Task goal. Quote the entries that follow exactly, leaving none out.

Source data.
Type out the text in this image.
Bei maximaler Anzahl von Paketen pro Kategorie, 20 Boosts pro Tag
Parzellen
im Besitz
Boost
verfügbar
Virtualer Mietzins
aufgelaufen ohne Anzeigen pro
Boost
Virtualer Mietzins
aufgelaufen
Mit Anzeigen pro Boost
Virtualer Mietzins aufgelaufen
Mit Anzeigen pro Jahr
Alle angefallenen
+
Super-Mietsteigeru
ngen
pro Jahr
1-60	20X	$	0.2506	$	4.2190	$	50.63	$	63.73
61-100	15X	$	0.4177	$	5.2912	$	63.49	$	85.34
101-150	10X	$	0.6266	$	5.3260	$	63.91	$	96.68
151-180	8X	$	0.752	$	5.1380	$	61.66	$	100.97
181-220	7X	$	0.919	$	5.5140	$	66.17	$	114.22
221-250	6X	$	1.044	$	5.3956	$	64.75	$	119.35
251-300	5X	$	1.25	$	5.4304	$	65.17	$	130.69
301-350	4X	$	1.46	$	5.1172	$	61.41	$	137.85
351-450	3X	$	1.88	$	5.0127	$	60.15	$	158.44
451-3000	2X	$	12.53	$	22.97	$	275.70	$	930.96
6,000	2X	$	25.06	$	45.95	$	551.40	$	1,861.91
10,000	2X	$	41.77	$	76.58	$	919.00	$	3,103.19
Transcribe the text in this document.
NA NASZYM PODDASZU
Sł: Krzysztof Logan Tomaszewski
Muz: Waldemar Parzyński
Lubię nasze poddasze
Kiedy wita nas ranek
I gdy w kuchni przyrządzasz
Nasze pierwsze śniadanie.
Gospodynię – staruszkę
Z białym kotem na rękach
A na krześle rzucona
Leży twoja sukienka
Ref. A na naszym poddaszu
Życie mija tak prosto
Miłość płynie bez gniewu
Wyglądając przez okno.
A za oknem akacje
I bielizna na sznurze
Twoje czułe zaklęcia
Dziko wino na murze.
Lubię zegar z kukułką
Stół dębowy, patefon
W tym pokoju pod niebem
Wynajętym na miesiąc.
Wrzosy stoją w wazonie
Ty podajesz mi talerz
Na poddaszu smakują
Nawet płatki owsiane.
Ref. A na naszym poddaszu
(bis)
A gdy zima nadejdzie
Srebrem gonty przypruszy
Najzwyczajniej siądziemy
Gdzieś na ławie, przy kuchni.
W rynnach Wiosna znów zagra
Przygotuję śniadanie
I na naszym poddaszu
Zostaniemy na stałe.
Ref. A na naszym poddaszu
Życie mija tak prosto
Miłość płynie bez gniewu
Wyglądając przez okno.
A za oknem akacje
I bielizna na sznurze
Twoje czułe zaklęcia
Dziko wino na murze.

Output of the exercise.
Type out the text in this image.
Bei maximaler Anzahl von Paketen pro Kategorie, 20 Boosts pro Tag
Parzellen
im Besitz
Boost
verfügbar
Virtualer Mietzins
aufgelaufen ohne Anzeigen pro
Boost
Virtualer Mietzins
aufgelaufen
Mit Anzeigen pro Boost
Virtualer Mietzins aufgelaufen
Mit Anzeigen pro Jahr
Alle angefallenen
+
Super-Mietsteigeru
ngen
pro Jahr
1-60	20X	$	0.2506	$	4.2190	$	50.63	$	63.73
61-100	15X	$	0.4177	$	5.2912	$	63.49	$	85.34
101-150	10X	$	0.6266	$	5.3260	$	63.91	$	96.68
151-180	8X	$	0.752	$	5.1380	$	61.66	$	100.97
181-220	7X	$	0.919	$	5.5140	$	66.17	$	114.22
221-250	6X	$	1.044	$	5.3956	$	64.75	$	119.35
251-300	5X	$	1.25	$	5.4304	$	65.17	$	130.69
301-350	4X	$	1.46	$	5.1172	$	61.41	$	137.85
351-450	3X	$	1.88	$	5.0127	$	60.15	$	158.44
451-3000	2X	$	12.53	$	22.97	$	275.70	$	930.96
6,000	2X	$	25.06	$	45.95	$	551.40	$	1,861.91
10,000	2X	$	41.77	$	76.58	$	919.00	$	3,103.19
Transcribe the text in this document.
NA NASZYM PODDASZU
Sł: Krzysztof Logan Tomaszewski
Muz: Waldemar Parzyński
Lubię nasze poddasze
Kiedy wita nas ranek
I gdy w kuchni przyrządzasz
Nasze pierwsze śniadanie.
Gospodynię – staruszkę
Z białym kotem na rękach
A na krześle rzucona
Leży twoja sukienka
Ref. A na naszym poddaszu
Życie mija tak prosto
Miłość płynie bez gniewu
Wyglądając przez okno.
A za oknem akacje
I bielizna na sznurze
Twoje czułe zaklęcia
Dziko wino na murze.
Lubię zegar z kukułką
Stół dębowy, patefon
W tym pokoju pod niebem
Wynajętym na miesiąc.
Wrzosy stoją w wazonie
Ty podajesz mi talerz
Na poddaszu smakują
Nawet płatki owsiane.
Ref. A na naszym poddaszu
(bis)
A gdy zima nadejdzie
Srebrem gonty przypruszy
Najzwyczajniej siądziemy
Gdzieś na ławie, przy kuchni.
W rynnach Wiosna znów zagra
Przygotuję śniadanie
I na naszym poddaszu
Zostaniemy na stałe.
Ref. A na naszym poddaszu
Życie mija tak prosto
Miłość płynie bez gniewu
Wyglądając przez okno.
A za oknem akacje
I bielizna na sznurze
Twoje czułe zaklęcia
Dziko wino na murze.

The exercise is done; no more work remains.